===== Material provided
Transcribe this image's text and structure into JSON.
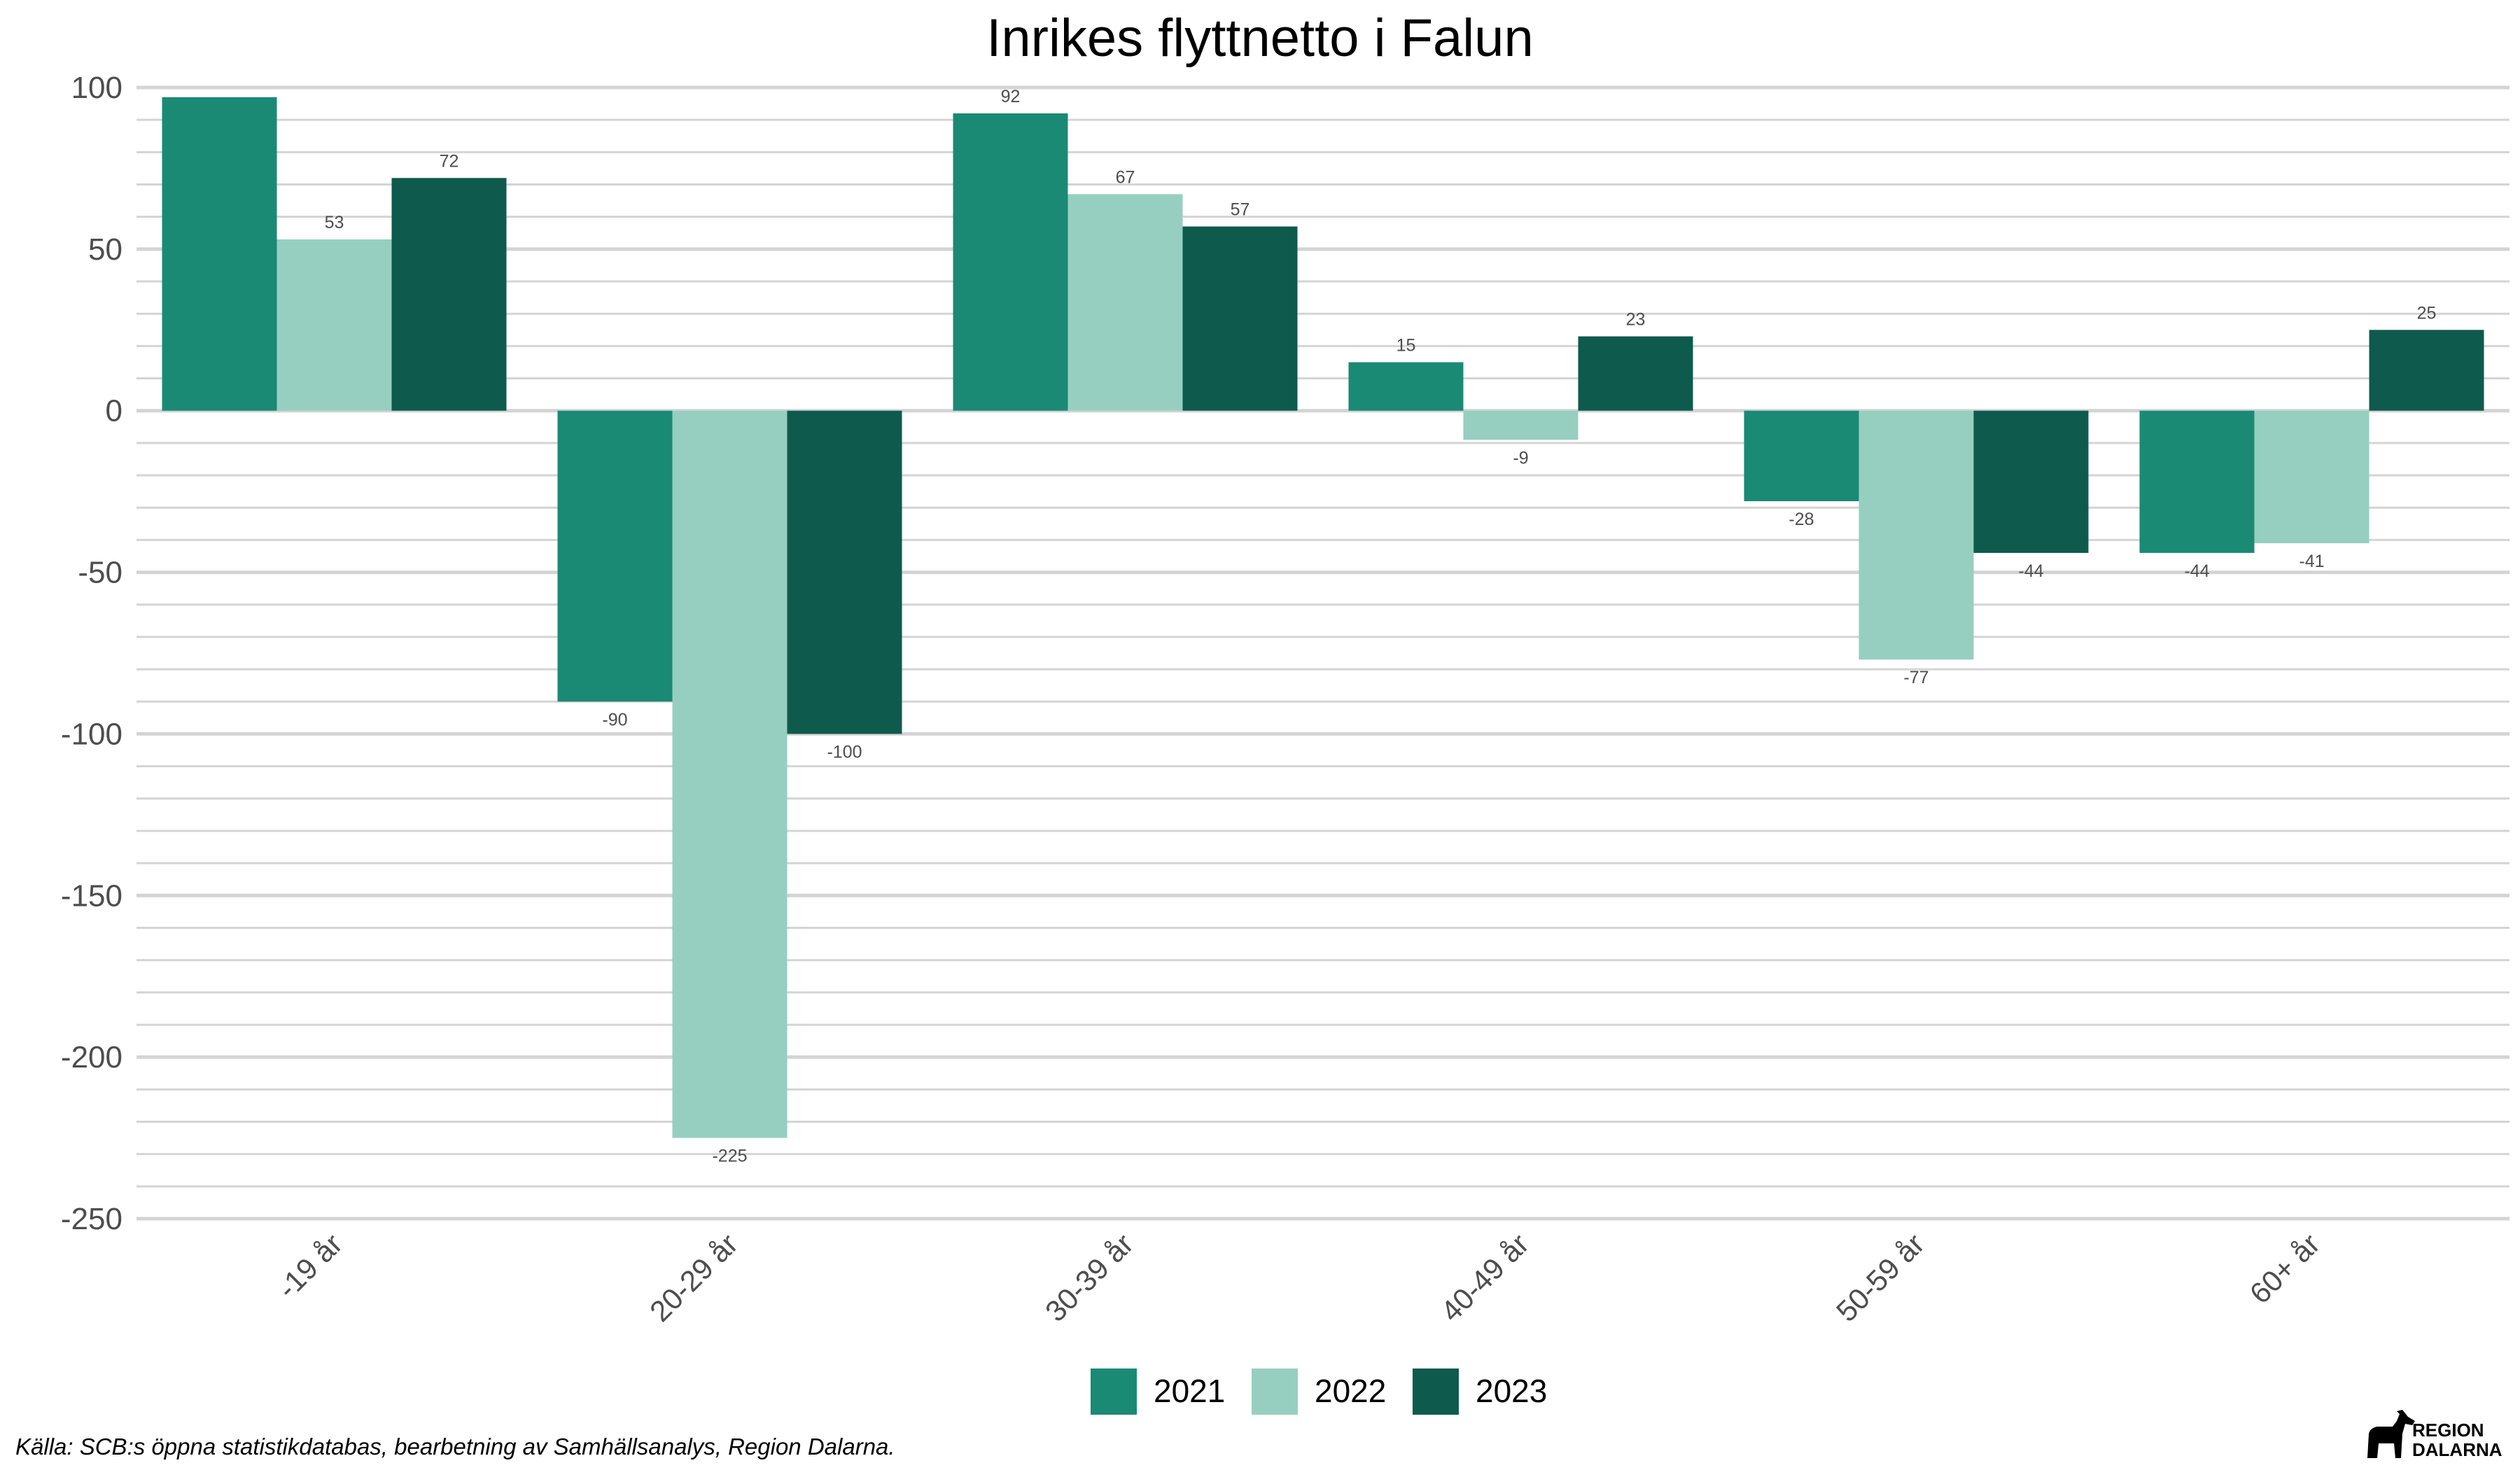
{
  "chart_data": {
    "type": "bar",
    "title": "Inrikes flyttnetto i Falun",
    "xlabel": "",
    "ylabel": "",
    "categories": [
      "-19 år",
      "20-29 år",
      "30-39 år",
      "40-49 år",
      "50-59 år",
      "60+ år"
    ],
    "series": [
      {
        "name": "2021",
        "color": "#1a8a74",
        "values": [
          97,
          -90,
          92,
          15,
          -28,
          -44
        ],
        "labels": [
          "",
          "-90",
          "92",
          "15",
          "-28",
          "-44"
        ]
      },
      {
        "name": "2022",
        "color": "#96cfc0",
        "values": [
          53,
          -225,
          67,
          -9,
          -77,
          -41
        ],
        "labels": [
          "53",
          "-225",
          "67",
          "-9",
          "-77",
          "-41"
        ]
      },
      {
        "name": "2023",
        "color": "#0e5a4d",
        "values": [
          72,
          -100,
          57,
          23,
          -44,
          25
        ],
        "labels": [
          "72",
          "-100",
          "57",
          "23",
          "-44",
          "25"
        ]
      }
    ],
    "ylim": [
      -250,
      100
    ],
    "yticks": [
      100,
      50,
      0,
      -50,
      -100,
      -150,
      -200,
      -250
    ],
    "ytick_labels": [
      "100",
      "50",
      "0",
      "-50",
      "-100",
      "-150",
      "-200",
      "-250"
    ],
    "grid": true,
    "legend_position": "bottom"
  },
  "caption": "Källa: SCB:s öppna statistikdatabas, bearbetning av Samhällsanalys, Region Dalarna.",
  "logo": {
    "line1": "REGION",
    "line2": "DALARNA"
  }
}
==========
Problem details – Copy every line above word for word and exclude the pictures.

Correct answer –
Transcribe this image's text and structure into JSON.
{
  "chart_data": {
    "type": "bar",
    "title": "Inrikes flyttnetto i Falun",
    "xlabel": "",
    "ylabel": "",
    "categories": [
      "-19 år",
      "20-29 år",
      "30-39 år",
      "40-49 år",
      "50-59 år",
      "60+ år"
    ],
    "series": [
      {
        "name": "2021",
        "color": "#1a8a74",
        "values": [
          97,
          -90,
          92,
          15,
          -28,
          -44
        ],
        "labels": [
          "",
          "-90",
          "92",
          "15",
          "-28",
          "-44"
        ]
      },
      {
        "name": "2022",
        "color": "#96cfc0",
        "values": [
          53,
          -225,
          67,
          -9,
          -77,
          -41
        ],
        "labels": [
          "53",
          "-225",
          "67",
          "-9",
          "-77",
          "-41"
        ]
      },
      {
        "name": "2023",
        "color": "#0e5a4d",
        "values": [
          72,
          -100,
          57,
          23,
          -44,
          25
        ],
        "labels": [
          "72",
          "-100",
          "57",
          "23",
          "-44",
          "25"
        ]
      }
    ],
    "ylim": [
      -250,
      100
    ],
    "yticks": [
      100,
      50,
      0,
      -50,
      -100,
      -150,
      -200,
      -250
    ],
    "ytick_labels": [
      "100",
      "50",
      "0",
      "-50",
      "-100",
      "-150",
      "-200",
      "-250"
    ],
    "grid": true,
    "legend_position": "bottom"
  },
  "caption": "Källa: SCB:s öppna statistikdatabas, bearbetning av Samhällsanalys, Region Dalarna.",
  "logo": {
    "line1": "REGION",
    "line2": "DALARNA"
  }
}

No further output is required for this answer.